> _Task to carry out_: For the records below, give the number of lines in which "Chicago" appears, and add nothing else.
Records provided Block Start
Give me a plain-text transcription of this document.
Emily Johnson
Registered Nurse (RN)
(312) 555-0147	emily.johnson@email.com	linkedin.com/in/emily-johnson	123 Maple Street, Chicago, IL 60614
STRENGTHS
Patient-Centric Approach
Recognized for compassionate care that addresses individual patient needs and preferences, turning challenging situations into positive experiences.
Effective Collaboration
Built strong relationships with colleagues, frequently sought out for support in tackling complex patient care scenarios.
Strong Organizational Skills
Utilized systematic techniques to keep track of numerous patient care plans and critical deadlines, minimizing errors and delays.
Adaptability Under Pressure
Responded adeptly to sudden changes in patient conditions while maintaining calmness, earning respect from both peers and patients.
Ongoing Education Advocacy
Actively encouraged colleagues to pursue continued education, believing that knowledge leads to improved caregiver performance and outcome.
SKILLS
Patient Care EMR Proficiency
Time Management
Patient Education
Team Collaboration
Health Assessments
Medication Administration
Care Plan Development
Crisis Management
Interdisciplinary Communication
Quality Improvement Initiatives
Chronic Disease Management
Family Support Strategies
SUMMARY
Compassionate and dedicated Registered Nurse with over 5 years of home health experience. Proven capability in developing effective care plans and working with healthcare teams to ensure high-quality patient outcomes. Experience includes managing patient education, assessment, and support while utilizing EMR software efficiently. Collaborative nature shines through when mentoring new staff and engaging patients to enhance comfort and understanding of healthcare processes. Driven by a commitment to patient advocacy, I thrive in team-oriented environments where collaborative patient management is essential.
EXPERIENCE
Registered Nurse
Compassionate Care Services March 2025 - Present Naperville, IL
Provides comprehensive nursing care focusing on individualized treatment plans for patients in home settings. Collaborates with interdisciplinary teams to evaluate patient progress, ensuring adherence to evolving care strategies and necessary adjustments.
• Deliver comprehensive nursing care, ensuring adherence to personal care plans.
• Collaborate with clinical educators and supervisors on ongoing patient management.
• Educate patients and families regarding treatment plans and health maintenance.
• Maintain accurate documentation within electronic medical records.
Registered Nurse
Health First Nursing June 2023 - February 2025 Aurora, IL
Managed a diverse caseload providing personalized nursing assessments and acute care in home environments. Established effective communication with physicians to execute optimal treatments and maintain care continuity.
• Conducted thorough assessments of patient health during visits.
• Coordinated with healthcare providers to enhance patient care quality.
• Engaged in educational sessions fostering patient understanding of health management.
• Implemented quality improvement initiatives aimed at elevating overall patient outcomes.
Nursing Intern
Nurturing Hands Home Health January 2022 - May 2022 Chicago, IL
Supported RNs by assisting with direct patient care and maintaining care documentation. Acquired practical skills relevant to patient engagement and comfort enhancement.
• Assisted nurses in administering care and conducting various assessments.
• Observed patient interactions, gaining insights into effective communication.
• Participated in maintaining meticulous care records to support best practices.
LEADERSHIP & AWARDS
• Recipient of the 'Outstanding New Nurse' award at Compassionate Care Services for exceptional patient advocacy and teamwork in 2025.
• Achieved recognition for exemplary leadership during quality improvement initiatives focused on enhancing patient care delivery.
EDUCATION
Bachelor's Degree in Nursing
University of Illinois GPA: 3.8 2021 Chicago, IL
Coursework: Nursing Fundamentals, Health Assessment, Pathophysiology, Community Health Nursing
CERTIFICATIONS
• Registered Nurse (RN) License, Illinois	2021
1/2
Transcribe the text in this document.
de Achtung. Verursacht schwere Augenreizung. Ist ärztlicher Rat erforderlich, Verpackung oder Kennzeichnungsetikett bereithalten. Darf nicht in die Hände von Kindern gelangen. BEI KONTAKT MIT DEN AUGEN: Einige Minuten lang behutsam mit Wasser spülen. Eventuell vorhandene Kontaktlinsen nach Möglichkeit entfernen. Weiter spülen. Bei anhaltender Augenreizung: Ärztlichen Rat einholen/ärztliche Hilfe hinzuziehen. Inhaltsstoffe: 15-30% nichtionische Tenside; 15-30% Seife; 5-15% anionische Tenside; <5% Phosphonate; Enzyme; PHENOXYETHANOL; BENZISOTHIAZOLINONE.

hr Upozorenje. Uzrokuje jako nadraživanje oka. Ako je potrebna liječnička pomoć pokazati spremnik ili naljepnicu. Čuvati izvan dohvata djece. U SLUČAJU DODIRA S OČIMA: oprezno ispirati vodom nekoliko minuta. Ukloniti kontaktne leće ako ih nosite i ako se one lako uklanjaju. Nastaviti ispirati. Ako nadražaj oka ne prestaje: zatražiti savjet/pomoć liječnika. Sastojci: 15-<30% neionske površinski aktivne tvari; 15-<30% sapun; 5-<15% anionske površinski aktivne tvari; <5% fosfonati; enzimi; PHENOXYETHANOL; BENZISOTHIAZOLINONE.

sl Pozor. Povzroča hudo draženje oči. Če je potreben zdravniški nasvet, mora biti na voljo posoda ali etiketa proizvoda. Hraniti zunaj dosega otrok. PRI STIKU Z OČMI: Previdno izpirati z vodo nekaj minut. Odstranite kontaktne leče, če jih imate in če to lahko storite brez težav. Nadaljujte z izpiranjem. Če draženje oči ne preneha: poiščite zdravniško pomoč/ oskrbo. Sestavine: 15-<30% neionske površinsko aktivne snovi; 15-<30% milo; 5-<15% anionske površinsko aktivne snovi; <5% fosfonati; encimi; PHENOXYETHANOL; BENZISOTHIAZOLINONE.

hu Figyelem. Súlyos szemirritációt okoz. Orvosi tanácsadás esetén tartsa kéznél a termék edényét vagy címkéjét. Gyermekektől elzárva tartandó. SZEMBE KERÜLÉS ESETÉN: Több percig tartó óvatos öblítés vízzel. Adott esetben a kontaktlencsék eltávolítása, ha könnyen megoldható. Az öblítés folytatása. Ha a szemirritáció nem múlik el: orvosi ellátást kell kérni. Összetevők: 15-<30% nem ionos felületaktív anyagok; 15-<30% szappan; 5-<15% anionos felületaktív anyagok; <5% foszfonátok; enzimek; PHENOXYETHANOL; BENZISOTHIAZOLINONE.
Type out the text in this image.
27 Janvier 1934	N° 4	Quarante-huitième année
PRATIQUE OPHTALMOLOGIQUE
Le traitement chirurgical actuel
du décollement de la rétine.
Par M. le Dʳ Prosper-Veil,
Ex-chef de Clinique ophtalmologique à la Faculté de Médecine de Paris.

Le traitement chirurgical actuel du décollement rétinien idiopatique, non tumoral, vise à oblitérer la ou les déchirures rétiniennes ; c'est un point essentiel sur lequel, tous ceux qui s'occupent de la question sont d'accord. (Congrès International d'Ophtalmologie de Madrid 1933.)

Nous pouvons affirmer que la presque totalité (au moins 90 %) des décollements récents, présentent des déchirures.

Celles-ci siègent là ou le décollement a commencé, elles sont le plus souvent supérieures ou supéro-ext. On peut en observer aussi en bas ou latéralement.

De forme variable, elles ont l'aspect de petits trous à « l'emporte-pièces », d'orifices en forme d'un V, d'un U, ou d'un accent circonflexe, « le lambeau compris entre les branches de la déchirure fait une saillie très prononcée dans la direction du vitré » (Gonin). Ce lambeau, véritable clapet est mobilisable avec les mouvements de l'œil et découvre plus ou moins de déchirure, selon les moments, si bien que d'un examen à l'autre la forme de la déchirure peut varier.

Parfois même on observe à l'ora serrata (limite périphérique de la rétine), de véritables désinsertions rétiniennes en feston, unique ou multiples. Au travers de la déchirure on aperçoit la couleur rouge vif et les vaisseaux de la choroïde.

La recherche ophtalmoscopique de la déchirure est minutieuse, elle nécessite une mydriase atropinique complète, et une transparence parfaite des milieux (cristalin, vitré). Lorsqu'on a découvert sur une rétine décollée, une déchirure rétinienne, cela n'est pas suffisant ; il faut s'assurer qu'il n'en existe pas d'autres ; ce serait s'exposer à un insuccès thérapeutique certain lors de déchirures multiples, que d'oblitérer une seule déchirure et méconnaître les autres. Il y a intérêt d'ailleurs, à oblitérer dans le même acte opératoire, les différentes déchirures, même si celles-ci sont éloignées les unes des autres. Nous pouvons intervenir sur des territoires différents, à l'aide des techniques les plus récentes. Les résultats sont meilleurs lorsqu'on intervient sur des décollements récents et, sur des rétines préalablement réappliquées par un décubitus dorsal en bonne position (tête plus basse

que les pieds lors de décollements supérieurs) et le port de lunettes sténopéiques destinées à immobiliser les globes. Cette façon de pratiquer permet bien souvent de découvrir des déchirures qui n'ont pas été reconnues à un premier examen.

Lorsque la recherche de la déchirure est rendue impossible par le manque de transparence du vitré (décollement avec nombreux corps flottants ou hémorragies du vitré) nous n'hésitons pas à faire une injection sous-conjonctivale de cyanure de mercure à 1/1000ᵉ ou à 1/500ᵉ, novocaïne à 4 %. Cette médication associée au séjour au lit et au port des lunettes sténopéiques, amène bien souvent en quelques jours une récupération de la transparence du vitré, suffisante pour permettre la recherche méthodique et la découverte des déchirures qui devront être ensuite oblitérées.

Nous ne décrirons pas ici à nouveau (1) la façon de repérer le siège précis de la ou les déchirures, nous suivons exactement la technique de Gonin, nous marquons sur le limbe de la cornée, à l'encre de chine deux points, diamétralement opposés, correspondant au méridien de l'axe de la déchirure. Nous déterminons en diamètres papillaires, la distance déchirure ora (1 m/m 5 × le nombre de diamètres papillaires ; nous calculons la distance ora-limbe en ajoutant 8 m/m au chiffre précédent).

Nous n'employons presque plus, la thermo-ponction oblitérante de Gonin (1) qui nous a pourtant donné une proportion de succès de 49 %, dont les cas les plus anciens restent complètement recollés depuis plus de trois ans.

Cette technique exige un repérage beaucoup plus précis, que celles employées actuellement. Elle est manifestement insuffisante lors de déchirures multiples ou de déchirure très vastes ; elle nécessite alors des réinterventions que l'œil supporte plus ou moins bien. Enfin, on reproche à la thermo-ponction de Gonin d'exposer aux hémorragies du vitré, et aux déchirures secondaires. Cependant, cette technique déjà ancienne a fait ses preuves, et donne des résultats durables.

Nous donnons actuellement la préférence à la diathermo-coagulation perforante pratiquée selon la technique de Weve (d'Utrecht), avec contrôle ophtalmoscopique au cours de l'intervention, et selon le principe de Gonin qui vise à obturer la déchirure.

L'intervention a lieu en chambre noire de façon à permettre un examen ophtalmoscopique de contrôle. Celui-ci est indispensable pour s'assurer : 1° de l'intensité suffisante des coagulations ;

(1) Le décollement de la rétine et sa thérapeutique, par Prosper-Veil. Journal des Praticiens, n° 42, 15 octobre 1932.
Records provided Block End
> _Problem solution_: 3